----- Record list -----

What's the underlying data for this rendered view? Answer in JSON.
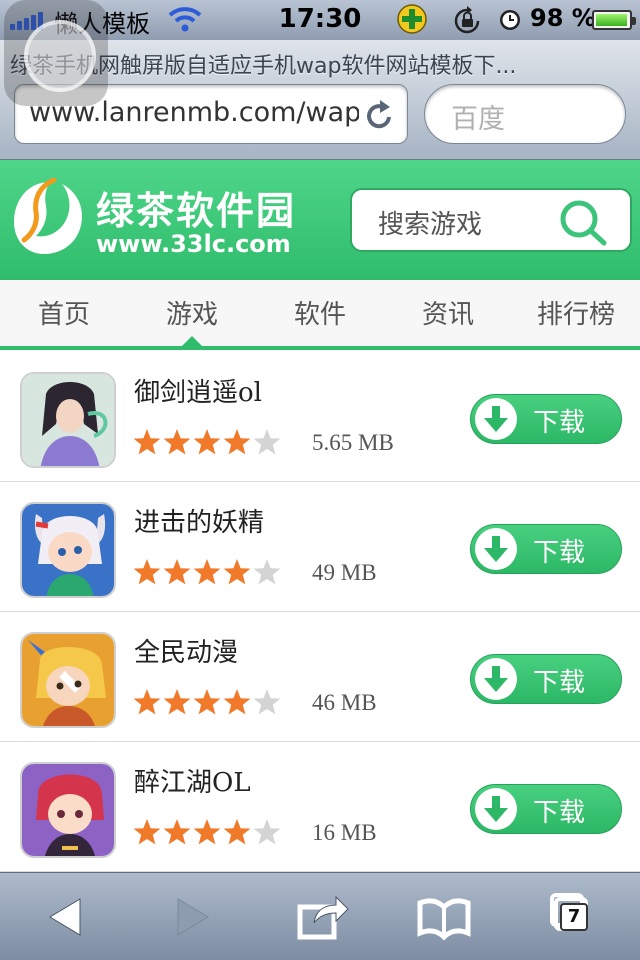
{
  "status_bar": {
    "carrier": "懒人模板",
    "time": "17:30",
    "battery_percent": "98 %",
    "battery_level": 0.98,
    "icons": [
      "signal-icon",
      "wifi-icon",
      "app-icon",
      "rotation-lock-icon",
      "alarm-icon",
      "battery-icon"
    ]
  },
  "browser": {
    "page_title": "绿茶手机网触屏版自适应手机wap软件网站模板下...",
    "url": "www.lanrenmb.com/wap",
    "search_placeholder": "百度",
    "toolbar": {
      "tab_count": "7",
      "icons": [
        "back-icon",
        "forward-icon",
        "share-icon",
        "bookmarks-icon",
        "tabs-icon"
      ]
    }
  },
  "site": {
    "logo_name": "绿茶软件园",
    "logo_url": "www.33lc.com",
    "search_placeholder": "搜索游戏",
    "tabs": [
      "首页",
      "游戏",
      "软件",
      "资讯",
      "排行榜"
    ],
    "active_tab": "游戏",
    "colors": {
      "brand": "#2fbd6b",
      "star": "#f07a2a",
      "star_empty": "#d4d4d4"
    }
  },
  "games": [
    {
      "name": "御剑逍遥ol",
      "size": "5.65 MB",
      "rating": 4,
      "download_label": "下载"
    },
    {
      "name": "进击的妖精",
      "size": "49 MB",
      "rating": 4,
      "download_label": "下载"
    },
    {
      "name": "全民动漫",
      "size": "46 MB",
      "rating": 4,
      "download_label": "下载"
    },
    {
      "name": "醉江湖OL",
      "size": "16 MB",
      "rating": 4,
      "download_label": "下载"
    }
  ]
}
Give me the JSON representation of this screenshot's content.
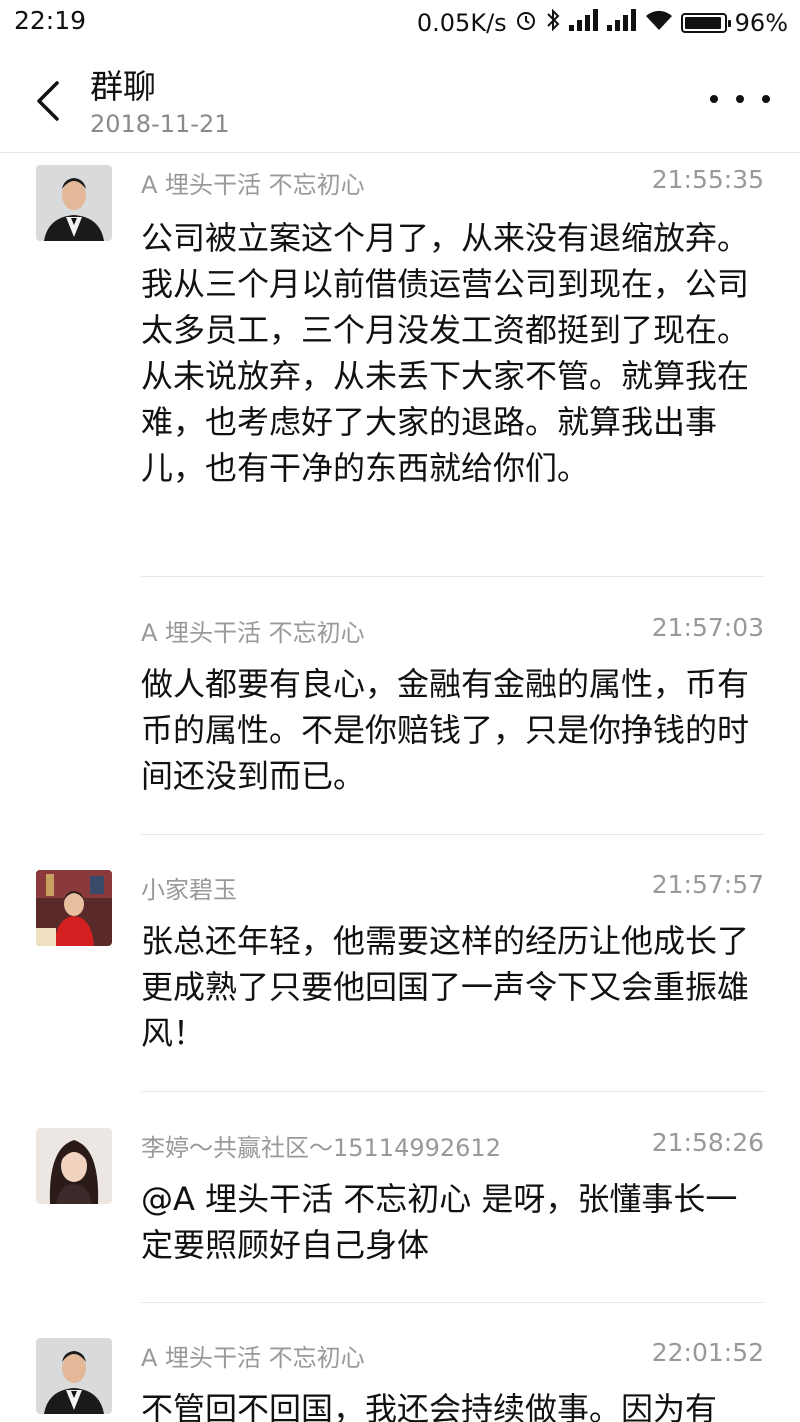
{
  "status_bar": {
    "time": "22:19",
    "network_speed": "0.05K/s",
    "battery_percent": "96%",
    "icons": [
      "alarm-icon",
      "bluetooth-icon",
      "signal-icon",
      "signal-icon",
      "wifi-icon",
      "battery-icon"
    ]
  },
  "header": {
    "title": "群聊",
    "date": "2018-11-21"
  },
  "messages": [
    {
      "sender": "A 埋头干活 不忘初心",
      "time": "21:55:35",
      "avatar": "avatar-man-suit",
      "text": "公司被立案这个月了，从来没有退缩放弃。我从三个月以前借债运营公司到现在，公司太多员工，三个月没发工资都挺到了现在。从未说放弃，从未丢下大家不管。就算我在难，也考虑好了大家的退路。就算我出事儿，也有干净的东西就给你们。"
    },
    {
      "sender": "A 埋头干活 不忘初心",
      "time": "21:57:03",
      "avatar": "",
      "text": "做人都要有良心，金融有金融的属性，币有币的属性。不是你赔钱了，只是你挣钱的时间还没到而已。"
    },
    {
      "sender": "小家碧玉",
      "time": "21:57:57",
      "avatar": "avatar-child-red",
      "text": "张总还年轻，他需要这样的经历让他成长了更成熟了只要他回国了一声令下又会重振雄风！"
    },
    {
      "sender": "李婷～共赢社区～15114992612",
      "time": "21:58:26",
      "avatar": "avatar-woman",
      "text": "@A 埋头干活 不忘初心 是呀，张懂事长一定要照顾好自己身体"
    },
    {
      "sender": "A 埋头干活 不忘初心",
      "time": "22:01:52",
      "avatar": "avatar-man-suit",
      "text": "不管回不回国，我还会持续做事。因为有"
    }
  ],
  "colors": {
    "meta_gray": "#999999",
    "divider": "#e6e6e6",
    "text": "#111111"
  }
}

-----
----- Record list -----

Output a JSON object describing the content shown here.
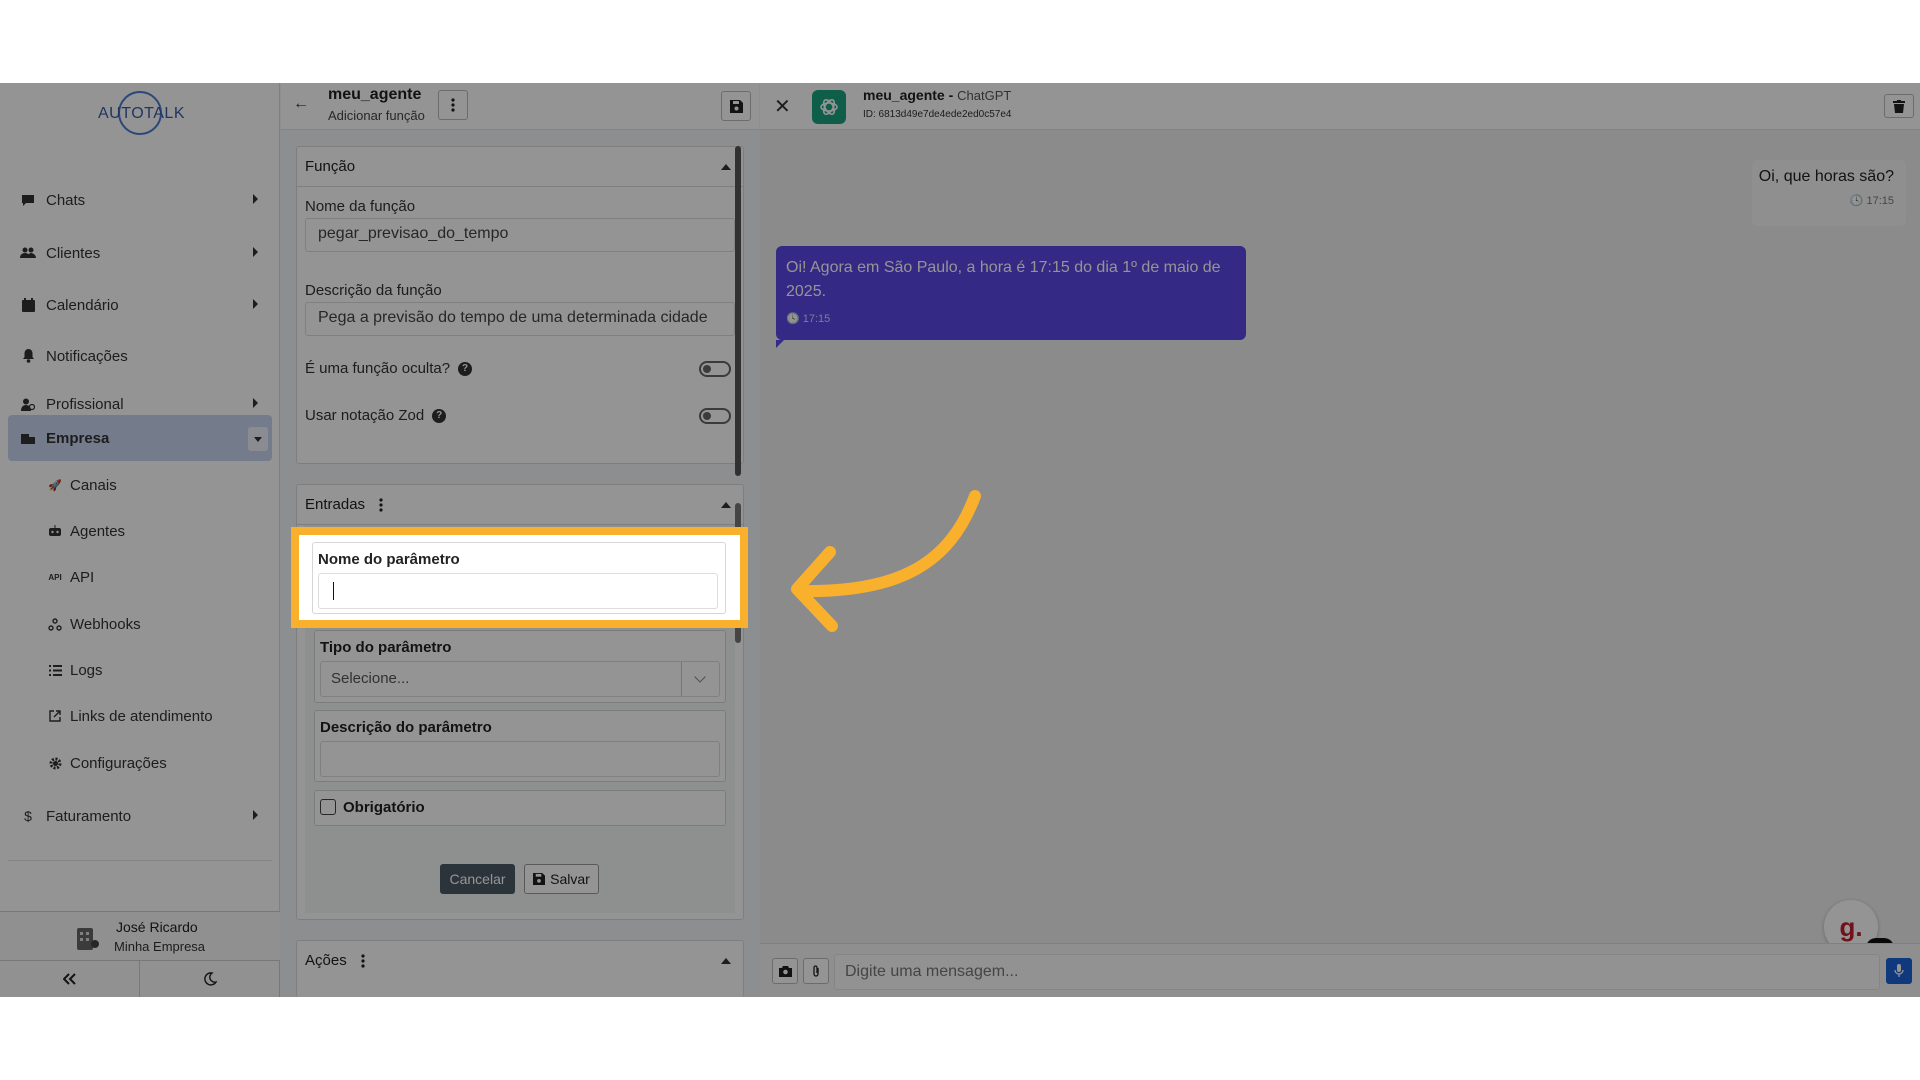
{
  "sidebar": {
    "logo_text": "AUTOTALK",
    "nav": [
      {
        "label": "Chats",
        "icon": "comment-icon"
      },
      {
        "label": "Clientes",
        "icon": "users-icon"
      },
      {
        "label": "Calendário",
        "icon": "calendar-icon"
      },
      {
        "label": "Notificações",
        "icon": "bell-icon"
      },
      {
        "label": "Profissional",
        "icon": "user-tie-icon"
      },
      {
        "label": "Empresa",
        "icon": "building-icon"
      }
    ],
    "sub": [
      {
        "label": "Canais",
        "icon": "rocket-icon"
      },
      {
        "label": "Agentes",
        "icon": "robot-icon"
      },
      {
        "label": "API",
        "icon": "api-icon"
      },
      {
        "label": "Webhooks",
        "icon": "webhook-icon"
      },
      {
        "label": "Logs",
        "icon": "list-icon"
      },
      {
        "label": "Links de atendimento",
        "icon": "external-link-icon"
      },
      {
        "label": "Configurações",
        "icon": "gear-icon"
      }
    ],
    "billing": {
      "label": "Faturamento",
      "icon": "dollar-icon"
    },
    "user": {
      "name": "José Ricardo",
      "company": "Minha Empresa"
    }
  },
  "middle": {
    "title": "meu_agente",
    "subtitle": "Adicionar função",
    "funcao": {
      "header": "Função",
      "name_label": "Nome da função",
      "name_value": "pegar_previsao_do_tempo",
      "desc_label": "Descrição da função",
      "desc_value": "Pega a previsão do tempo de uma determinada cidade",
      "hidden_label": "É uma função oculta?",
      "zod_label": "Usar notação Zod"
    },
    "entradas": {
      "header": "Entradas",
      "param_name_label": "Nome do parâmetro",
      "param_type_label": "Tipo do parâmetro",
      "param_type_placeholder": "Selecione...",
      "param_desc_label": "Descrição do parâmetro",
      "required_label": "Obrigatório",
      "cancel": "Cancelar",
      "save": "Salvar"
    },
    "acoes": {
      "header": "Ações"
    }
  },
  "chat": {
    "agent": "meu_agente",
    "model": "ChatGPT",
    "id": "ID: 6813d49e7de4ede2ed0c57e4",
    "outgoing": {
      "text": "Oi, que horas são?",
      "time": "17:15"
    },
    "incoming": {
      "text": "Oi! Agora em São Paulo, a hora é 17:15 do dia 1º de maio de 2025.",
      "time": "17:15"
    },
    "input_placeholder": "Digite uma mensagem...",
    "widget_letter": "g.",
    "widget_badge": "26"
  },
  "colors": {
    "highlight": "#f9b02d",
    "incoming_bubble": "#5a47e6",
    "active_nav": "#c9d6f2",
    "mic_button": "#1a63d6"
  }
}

-----
----- Record list -----

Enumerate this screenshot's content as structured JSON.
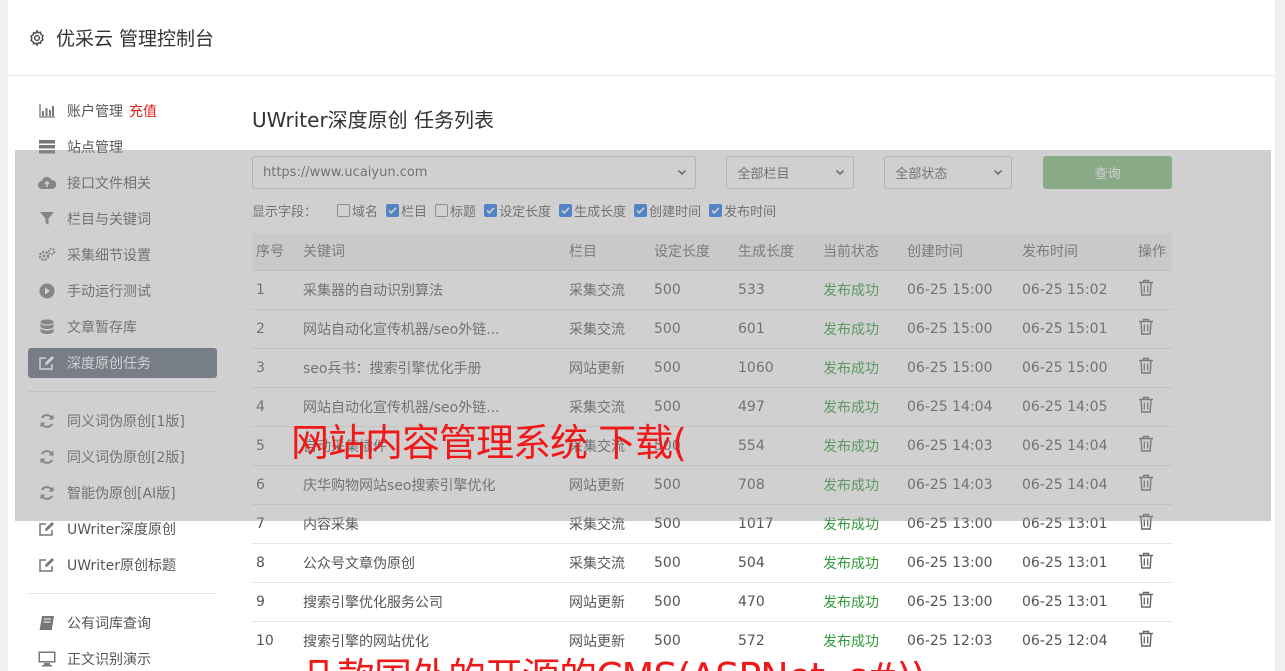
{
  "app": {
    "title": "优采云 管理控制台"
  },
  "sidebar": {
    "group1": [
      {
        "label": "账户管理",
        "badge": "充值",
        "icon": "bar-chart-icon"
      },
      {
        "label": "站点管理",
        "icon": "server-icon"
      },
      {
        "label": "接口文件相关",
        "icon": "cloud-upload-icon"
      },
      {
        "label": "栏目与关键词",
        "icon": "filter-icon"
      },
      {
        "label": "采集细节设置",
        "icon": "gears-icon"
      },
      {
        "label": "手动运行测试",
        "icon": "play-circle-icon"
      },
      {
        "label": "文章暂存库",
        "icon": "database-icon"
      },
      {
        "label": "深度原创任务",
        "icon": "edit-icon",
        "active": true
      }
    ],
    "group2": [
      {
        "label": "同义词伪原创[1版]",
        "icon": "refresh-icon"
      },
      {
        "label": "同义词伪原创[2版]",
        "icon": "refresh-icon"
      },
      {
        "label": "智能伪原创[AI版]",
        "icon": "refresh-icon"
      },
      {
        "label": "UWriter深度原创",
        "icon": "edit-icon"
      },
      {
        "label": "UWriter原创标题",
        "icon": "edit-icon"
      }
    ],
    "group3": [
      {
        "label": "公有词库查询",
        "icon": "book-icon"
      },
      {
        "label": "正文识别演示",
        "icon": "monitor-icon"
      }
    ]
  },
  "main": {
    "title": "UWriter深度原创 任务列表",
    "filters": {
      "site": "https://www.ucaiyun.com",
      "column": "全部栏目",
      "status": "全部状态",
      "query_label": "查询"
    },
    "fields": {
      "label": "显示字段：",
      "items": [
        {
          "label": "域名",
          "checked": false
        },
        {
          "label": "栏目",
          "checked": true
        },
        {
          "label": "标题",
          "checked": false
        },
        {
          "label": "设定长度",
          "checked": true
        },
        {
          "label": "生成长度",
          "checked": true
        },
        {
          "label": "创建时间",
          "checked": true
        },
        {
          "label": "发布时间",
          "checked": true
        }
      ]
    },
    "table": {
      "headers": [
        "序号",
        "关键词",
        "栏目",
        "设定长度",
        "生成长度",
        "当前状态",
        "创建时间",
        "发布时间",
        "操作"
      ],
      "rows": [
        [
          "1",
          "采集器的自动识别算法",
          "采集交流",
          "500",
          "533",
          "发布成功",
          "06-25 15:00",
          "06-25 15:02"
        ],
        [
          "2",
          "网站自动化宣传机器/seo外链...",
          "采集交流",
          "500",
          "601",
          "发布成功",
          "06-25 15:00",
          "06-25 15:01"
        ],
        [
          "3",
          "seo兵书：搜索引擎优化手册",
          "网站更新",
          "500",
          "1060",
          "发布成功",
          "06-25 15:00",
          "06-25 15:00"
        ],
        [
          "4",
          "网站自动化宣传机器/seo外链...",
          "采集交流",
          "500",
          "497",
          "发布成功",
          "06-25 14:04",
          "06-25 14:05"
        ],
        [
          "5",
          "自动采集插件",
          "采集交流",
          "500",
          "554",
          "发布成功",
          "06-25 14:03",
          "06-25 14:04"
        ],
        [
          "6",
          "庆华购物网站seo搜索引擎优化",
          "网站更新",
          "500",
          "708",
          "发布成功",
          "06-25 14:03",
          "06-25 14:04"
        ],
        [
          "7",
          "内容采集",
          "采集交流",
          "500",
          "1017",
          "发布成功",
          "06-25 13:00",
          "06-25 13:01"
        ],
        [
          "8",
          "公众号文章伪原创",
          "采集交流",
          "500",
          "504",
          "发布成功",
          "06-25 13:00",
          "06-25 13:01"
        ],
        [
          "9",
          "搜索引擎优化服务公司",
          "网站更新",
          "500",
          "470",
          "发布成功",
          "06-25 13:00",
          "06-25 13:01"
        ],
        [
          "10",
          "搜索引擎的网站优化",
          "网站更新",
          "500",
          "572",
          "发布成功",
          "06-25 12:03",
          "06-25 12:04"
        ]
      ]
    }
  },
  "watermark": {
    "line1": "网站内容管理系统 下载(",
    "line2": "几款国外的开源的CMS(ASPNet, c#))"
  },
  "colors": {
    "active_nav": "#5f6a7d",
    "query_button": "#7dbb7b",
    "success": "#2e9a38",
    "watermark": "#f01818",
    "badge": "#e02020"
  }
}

-----

→ **Exercise instructions**: Say how many lines have the string "size" in them, offering no words beyond the number.

→ **Written answer**: 4